Records about charts and figures:
++++++++++++++++++++
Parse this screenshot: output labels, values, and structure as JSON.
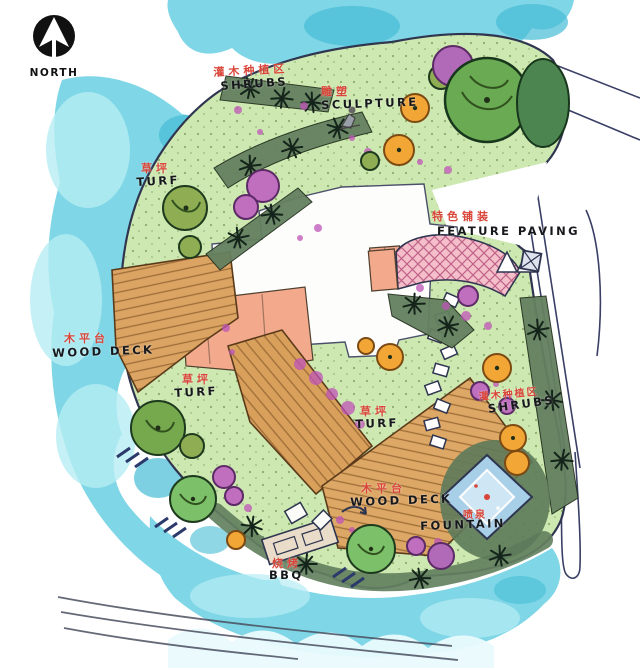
{
  "compass": {
    "label": "NORTH"
  },
  "labels": {
    "shrubs_top": {
      "zh": "灌木种植区",
      "en": "SHRUBS"
    },
    "sculpture": {
      "zh": "雕塑",
      "en": "SCULPTURE"
    },
    "turf_upper": {
      "zh": "草坪",
      "en": "TURF"
    },
    "feature_paving": {
      "zh": "特色铺装",
      "en": "FEATURE PAVING"
    },
    "wood_deck_left": {
      "zh": "木平台",
      "en": "WOOD DECK"
    },
    "turf_mid": {
      "zh": "草坪",
      "en": "TURF"
    },
    "turf_center": {
      "zh": "草坪",
      "en": "TURF"
    },
    "shrubs_right": {
      "zh": "灌木种植区",
      "en": "SHRUBS"
    },
    "wood_deck_bottom": {
      "zh": "木平台",
      "en": "WOOD DECK"
    },
    "fountain": {
      "zh": "喷泉",
      "en": "FOUNTAIN"
    },
    "bbq": {
      "zh": "烧烤",
      "en": "BBQ"
    }
  },
  "colors": {
    "water": "#7fd6e6",
    "water_dark": "#46bcd6",
    "water_light": "#b7edf4",
    "lawn": "#cde8b0",
    "deck_wood": "#dba462",
    "terrace": "#f2a98c",
    "paving_pink": "#f4bfca",
    "shrub_band": "#64805f",
    "tree_green": "#69aa52",
    "tree_olive": "#8fae53",
    "tree_orange": "#f2a636",
    "tree_purple": "#c06fbe",
    "label_red": "#d94538",
    "ink": "#2f3550"
  }
}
++++++++++++++++++++
Except for the pictures, print the data above exactly.

Response to the exercise:
Parse this screenshot: output labels, values, and structure as JSON.
{
  "compass": {
    "label": "NORTH"
  },
  "labels": {
    "shrubs_top": {
      "zh": "灌木种植区",
      "en": "SHRUBS"
    },
    "sculpture": {
      "zh": "雕塑",
      "en": "SCULPTURE"
    },
    "turf_upper": {
      "zh": "草坪",
      "en": "TURF"
    },
    "feature_paving": {
      "zh": "特色铺装",
      "en": "FEATURE PAVING"
    },
    "wood_deck_left": {
      "zh": "木平台",
      "en": "WOOD DECK"
    },
    "turf_mid": {
      "zh": "草坪",
      "en": "TURF"
    },
    "turf_center": {
      "zh": "草坪",
      "en": "TURF"
    },
    "shrubs_right": {
      "zh": "灌木种植区",
      "en": "SHRUBS"
    },
    "wood_deck_bottom": {
      "zh": "木平台",
      "en": "WOOD DECK"
    },
    "fountain": {
      "zh": "喷泉",
      "en": "FOUNTAIN"
    },
    "bbq": {
      "zh": "烧烤",
      "en": "BBQ"
    }
  },
  "colors": {
    "water": "#7fd6e6",
    "water_dark": "#46bcd6",
    "water_light": "#b7edf4",
    "lawn": "#cde8b0",
    "deck_wood": "#dba462",
    "terrace": "#f2a98c",
    "paving_pink": "#f4bfca",
    "shrub_band": "#64805f",
    "tree_green": "#69aa52",
    "tree_olive": "#8fae53",
    "tree_orange": "#f2a636",
    "tree_purple": "#c06fbe",
    "label_red": "#d94538",
    "ink": "#2f3550"
  }
}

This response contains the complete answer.